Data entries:
§

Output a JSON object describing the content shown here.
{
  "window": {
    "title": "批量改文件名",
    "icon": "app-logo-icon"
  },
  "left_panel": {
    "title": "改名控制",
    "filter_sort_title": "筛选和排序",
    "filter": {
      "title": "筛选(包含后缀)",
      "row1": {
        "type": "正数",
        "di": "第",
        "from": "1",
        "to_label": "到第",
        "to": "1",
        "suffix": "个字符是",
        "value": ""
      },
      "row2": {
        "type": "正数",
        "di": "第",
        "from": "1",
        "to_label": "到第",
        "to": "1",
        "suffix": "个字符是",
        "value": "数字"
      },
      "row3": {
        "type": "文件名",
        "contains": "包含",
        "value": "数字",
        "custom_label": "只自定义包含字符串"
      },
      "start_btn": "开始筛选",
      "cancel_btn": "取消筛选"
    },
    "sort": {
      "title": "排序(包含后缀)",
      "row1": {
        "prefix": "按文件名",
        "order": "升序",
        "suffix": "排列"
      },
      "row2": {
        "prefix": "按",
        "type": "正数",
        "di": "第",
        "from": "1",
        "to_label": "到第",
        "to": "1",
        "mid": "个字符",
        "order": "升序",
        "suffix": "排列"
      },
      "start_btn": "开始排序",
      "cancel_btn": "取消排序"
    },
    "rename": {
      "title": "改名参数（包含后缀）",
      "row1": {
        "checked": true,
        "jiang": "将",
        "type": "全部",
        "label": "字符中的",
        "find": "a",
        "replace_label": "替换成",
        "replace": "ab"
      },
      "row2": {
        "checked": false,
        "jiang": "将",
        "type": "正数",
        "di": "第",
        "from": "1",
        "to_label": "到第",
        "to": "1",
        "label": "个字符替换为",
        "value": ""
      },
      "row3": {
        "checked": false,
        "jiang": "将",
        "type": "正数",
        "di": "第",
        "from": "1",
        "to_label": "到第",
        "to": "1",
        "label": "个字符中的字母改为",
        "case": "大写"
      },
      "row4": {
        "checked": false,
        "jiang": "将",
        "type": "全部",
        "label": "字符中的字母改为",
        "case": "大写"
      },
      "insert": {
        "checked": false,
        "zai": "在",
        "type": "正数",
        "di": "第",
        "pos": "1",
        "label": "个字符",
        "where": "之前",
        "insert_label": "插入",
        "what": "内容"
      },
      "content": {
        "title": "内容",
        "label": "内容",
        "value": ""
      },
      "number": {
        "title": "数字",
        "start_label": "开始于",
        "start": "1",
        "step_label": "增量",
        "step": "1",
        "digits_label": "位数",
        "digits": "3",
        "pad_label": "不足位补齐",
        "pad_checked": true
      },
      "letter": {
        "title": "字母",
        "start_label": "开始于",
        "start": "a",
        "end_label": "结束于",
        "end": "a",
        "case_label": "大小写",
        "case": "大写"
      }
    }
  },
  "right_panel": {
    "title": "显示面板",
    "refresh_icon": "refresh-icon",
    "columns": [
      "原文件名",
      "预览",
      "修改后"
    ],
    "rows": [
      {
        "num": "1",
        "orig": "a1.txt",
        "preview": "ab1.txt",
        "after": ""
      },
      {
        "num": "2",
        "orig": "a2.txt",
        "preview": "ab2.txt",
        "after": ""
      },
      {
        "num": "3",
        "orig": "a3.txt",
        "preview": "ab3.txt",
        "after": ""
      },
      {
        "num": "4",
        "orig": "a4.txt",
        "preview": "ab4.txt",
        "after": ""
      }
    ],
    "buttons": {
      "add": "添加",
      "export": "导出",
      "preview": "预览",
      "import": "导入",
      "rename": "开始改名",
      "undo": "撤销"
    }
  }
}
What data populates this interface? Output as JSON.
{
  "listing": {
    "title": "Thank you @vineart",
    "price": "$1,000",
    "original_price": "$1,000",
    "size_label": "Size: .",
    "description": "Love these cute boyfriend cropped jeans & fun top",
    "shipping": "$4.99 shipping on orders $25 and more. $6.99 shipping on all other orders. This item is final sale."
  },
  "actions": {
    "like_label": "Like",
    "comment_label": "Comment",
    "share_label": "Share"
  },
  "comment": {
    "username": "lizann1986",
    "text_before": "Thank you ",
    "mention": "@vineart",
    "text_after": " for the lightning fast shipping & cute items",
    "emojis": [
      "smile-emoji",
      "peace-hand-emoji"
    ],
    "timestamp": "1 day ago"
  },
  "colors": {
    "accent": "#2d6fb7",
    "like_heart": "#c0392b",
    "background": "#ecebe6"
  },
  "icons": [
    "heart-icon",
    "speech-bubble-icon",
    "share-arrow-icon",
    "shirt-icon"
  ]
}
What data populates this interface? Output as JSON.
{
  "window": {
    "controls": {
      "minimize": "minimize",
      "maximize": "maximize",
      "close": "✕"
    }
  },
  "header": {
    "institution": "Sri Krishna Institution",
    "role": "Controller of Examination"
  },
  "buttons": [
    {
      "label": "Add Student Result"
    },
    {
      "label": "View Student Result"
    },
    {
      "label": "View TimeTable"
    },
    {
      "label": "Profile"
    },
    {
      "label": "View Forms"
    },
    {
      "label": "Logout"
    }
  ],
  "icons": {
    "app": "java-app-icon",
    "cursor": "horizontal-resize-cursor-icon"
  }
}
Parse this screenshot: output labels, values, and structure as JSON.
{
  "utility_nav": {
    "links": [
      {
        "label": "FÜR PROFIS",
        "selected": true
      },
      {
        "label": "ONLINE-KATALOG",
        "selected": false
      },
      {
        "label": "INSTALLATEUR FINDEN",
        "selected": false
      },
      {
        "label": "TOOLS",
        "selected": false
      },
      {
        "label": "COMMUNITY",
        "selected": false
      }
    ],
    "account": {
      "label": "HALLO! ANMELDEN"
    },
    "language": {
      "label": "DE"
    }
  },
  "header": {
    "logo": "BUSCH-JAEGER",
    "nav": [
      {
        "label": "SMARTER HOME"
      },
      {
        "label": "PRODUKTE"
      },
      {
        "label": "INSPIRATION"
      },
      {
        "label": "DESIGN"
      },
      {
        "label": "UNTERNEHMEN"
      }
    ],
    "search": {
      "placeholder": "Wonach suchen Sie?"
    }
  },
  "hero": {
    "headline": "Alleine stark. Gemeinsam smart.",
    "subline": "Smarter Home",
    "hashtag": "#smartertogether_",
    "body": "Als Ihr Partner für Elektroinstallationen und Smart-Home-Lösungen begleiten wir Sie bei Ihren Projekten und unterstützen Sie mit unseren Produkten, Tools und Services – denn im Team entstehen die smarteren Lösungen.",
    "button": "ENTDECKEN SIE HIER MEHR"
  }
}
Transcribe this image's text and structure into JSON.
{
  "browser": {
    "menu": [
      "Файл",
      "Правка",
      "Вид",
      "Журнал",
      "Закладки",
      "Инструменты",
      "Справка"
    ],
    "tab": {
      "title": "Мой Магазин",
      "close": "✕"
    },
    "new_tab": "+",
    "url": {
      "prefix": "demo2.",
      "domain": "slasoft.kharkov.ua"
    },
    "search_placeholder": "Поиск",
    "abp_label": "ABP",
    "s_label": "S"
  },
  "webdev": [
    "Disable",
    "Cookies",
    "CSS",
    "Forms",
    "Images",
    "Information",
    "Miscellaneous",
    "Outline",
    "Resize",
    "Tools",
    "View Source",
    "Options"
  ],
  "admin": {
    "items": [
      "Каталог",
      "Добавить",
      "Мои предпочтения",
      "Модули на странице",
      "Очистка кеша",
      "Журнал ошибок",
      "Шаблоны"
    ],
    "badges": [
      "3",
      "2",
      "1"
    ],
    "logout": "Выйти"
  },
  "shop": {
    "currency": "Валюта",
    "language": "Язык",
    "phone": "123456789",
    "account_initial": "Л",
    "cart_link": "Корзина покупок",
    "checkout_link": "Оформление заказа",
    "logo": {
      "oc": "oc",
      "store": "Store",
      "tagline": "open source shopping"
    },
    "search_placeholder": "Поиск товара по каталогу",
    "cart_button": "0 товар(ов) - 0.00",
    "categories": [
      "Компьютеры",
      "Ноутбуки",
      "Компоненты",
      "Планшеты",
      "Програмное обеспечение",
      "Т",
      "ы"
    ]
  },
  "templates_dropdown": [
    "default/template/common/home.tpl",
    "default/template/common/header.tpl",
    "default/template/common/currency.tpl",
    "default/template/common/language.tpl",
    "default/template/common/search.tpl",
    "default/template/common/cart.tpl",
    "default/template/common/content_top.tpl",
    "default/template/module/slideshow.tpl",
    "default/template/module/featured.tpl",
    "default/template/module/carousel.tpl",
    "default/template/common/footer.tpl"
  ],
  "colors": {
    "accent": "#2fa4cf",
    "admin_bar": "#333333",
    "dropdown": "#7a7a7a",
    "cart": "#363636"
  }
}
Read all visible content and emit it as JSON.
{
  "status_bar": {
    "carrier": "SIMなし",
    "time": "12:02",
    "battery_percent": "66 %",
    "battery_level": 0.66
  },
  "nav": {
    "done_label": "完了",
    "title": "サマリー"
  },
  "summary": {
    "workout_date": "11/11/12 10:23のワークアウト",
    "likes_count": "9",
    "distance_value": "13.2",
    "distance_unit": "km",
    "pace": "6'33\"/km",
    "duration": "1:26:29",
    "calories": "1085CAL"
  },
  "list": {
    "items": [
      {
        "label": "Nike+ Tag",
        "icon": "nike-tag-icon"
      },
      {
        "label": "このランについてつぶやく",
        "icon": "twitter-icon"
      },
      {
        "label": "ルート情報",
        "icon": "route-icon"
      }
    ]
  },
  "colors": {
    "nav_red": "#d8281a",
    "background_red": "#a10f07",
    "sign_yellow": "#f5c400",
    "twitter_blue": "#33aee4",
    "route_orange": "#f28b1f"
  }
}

§

Work to do: Copy every line in the listing above where the string "currency" turns up.

The solution:
    "currency": "Валюта",
    "default/template/common/currency.tpl",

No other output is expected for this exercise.